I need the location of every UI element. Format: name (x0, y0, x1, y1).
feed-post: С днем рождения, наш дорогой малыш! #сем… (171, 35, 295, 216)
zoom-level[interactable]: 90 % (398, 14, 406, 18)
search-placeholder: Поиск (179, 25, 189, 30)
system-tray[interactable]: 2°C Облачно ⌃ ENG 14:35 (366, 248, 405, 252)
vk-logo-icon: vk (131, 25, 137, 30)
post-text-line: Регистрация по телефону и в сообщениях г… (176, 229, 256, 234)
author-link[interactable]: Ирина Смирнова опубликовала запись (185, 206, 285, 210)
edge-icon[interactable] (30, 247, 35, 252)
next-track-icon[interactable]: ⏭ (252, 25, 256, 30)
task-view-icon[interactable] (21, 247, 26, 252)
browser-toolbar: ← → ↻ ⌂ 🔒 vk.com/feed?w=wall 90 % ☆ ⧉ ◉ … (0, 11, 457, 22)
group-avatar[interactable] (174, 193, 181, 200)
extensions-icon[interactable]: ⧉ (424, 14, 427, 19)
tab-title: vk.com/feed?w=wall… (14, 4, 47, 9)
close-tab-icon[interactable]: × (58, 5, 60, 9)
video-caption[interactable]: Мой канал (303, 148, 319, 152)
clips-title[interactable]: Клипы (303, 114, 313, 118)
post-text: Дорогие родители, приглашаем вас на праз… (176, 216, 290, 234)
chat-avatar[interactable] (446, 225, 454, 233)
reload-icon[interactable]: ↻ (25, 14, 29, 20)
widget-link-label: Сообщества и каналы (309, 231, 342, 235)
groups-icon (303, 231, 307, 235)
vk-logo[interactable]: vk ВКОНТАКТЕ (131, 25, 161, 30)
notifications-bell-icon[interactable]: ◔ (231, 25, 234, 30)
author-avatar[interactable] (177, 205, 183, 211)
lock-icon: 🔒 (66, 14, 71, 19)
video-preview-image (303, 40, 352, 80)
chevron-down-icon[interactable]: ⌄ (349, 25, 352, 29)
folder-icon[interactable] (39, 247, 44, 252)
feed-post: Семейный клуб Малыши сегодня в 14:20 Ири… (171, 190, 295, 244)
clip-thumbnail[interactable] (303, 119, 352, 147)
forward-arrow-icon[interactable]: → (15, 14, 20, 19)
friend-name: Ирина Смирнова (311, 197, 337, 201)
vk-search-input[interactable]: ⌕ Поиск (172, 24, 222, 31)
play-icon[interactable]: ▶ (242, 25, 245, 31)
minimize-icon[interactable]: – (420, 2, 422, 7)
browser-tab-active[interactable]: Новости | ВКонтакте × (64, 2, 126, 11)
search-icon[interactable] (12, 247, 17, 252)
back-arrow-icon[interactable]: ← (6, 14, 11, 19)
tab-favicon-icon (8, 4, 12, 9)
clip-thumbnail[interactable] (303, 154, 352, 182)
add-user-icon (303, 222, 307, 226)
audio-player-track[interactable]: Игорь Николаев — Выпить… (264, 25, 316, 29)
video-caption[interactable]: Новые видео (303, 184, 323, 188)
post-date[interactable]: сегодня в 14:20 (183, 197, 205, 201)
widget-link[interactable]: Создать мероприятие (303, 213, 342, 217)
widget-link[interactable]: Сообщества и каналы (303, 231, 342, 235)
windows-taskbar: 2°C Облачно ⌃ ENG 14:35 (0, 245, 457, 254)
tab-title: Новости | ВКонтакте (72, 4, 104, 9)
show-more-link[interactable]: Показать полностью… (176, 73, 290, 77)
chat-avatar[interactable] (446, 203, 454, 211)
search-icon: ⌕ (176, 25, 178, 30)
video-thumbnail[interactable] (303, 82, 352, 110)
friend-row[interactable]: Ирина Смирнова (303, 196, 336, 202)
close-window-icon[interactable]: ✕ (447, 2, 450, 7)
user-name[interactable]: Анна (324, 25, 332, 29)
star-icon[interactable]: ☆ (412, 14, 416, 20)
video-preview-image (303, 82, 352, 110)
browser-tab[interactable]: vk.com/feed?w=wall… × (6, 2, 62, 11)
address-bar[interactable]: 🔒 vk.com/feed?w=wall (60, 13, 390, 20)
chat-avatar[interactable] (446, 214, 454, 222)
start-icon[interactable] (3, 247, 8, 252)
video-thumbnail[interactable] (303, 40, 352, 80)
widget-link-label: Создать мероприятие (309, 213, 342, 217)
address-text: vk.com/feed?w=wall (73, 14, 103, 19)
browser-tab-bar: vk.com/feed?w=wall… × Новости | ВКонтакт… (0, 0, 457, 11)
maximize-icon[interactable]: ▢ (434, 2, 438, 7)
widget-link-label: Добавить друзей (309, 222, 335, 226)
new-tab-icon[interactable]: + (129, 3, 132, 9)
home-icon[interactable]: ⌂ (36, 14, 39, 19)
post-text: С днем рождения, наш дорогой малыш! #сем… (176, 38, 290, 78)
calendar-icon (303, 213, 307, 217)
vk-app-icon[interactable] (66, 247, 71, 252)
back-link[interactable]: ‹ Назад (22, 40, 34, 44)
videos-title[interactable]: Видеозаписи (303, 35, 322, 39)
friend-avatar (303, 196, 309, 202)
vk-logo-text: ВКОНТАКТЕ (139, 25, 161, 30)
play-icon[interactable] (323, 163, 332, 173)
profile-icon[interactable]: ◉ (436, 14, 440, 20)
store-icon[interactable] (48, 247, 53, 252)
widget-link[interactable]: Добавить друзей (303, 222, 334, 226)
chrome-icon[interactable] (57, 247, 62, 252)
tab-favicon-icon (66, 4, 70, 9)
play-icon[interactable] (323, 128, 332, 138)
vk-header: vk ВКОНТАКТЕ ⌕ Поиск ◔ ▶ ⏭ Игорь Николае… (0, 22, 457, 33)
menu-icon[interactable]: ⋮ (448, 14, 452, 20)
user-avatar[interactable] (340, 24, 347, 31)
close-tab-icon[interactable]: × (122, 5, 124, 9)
§ §
Copy all of the records above word for word, without changing anything.

I need the location of every UI element. Format: name (x0, y0, x1, y1).
feed-post: С днем рождения, наш дорогой малыш! #сем… (171, 35, 295, 216)
zoom-level[interactable]: 90 % (398, 14, 406, 18)
search-placeholder: Поиск (179, 25, 189, 30)
system-tray[interactable]: 2°C Облачно ⌃ ENG 14:35 (366, 248, 405, 252)
vk-logo-icon: vk (131, 25, 137, 30)
post-text-line: Регистрация по телефону и в сообщениях г… (176, 229, 256, 234)
author-link[interactable]: Ирина Смирнова опубликовала запись (185, 206, 285, 210)
edge-icon[interactable] (30, 247, 35, 252)
next-track-icon[interactable]: ⏭ (252, 25, 256, 30)
task-view-icon[interactable] (21, 247, 26, 252)
browser-toolbar: ← → ↻ ⌂ 🔒 vk.com/feed?w=wall 90 % ☆ ⧉ ◉ … (0, 11, 457, 22)
group-avatar[interactable] (174, 193, 181, 200)
extensions-icon[interactable]: ⧉ (424, 14, 427, 19)
tab-title: vk.com/feed?w=wall… (14, 4, 47, 9)
close-tab-icon[interactable]: × (58, 5, 60, 9)
video-caption[interactable]: Мой канал (303, 148, 319, 152)
clips-title[interactable]: Клипы (303, 114, 313, 118)
post-text: Дорогие родители, приглашаем вас на праз… (176, 216, 290, 234)
chat-avatar[interactable] (446, 225, 454, 233)
reload-icon[interactable]: ↻ (25, 14, 29, 20)
widget-link-label: Сообщества и каналы (309, 231, 342, 235)
groups-icon (303, 231, 307, 235)
vk-logo[interactable]: vk ВКОНТАКТЕ (131, 25, 161, 30)
notifications-bell-icon[interactable]: ◔ (231, 25, 234, 30)
author-avatar[interactable] (177, 205, 183, 211)
lock-icon: 🔒 (66, 14, 71, 19)
video-preview-image (303, 40, 352, 80)
chevron-down-icon[interactable]: ⌄ (349, 25, 352, 29)
folder-icon[interactable] (39, 247, 44, 252)
feed-post: Семейный клуб Малыши сегодня в 14:20 Ири… (171, 190, 295, 244)
clip-thumbnail[interactable] (303, 119, 352, 147)
forward-arrow-icon[interactable]: → (15, 14, 20, 19)
friend-name: Ирина Смирнова (311, 197, 337, 201)
vk-search-input[interactable]: ⌕ Поиск (172, 24, 222, 31)
play-icon[interactable]: ▶ (242, 25, 245, 31)
minimize-icon[interactable]: – (420, 2, 422, 7)
browser-tab-active[interactable]: Новости | ВКонтакте × (64, 2, 126, 11)
search-icon[interactable] (12, 247, 17, 252)
back-arrow-icon[interactable]: ← (6, 14, 11, 19)
tab-favicon-icon (8, 4, 12, 9)
clip-thumbnail[interactable] (303, 154, 352, 182)
add-user-icon (303, 222, 307, 226)
audio-player-track[interactable]: Игорь Николаев — Выпить… (264, 25, 316, 29)
video-caption[interactable]: Новые видео (303, 184, 323, 188)
post-date[interactable]: сегодня в 14:20 (183, 197, 205, 201)
widget-link[interactable]: Создать мероприятие (303, 213, 342, 217)
widget-link[interactable]: Сообщества и каналы (303, 231, 342, 235)
windows-taskbar: 2°C Облачно ⌃ ENG 14:35 (0, 245, 457, 254)
tab-title: Новости | ВКонтакте (72, 4, 104, 9)
show-more-link[interactable]: Показать полностью… (176, 73, 290, 77)
chat-avatar[interactable] (446, 203, 454, 211)
search-icon: ⌕ (176, 25, 178, 30)
video-thumbnail[interactable] (303, 82, 352, 110)
friend-row[interactable]: Ирина Смирнова (303, 196, 336, 202)
close-window-icon[interactable]: ✕ (447, 2, 450, 7)
user-name[interactable]: Анна (324, 25, 332, 29)
star-icon[interactable]: ☆ (412, 14, 416, 20)
video-preview-image (303, 82, 352, 110)
browser-tab[interactable]: vk.com/feed?w=wall… × (6, 2, 62, 11)
address-bar[interactable]: 🔒 vk.com/feed?w=wall (60, 13, 390, 20)
chat-avatar[interactable] (446, 214, 454, 222)
start-icon[interactable] (3, 247, 8, 252)
video-thumbnail[interactable] (303, 40, 352, 80)
widget-link-label: Создать мероприятие (309, 213, 342, 217)
address-text: vk.com/feed?w=wall (73, 14, 103, 19)
browser-tab-bar: vk.com/feed?w=wall… × Новости | ВКонтакт… (0, 0, 457, 11)
maximize-icon[interactable]: ▢ (434, 2, 438, 7)
widget-link-label: Добавить друзей (309, 222, 335, 226)
new-tab-icon[interactable]: + (129, 3, 132, 9)
home-icon[interactable]: ⌂ (36, 14, 39, 19)
post-text: С днем рождения, наш дорогой малыш! #сем… (176, 38, 290, 78)
calendar-icon (303, 213, 307, 217)
vk-app-icon[interactable] (66, 247, 71, 252)
back-link[interactable]: ‹ Назад (22, 40, 34, 44)
videos-title[interactable]: Видеозаписи (303, 35, 322, 39)
friend-avatar (303, 196, 309, 202)
vk-logo-text: ВКОНТАКТЕ (139, 25, 161, 30)
play-icon[interactable] (323, 163, 332, 173)
profile-icon[interactable]: ◉ (436, 14, 440, 20)
store-icon[interactable] (48, 247, 53, 252)
widget-link[interactable]: Добавить друзей (303, 222, 334, 226)
chrome-icon[interactable] (57, 247, 62, 252)
tab-favicon-icon (66, 4, 70, 9)
play-icon[interactable] (323, 128, 332, 138)
vk-header: vk ВКОНТАКТЕ ⌕ Поиск ◔ ▶ ⏭ Игорь Николае… (0, 22, 457, 33)
menu-icon[interactable]: ⋮ (448, 14, 452, 20)
user-avatar[interactable] (340, 24, 347, 31)
close-tab-icon[interactable]: × (122, 5, 124, 9)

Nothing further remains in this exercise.